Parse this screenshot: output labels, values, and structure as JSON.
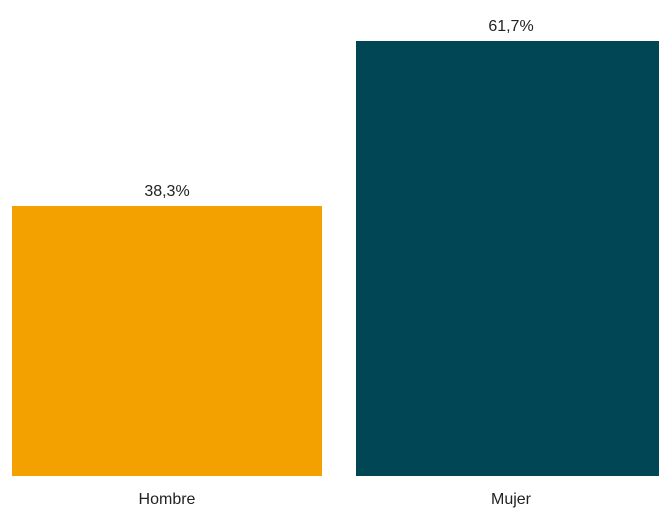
{
  "chart_data": {
    "type": "bar",
    "title": "",
    "xlabel": "",
    "ylabel": "",
    "categories": [
      "Hombre",
      "Mujer"
    ],
    "values": [
      38.3,
      61.7
    ],
    "value_labels": [
      "38,3%",
      "61,7%"
    ],
    "ylim": [
      0,
      61.7
    ],
    "colors": [
      "#F2A100",
      "#004655"
    ],
    "grid": false,
    "legend": "none"
  }
}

- - - -

Task goal: Copy the material above in full and exactly, skipping pictures.

Answer to the exercise:
Parse this screenshot: output labels, values, and structure as JSON.
{
  "chart_data": {
    "type": "bar",
    "title": "",
    "xlabel": "",
    "ylabel": "",
    "categories": [
      "Hombre",
      "Mujer"
    ],
    "values": [
      38.3,
      61.7
    ],
    "value_labels": [
      "38,3%",
      "61,7%"
    ],
    "ylim": [
      0,
      61.7
    ],
    "colors": [
      "#F2A100",
      "#004655"
    ],
    "grid": false,
    "legend": "none"
  }
}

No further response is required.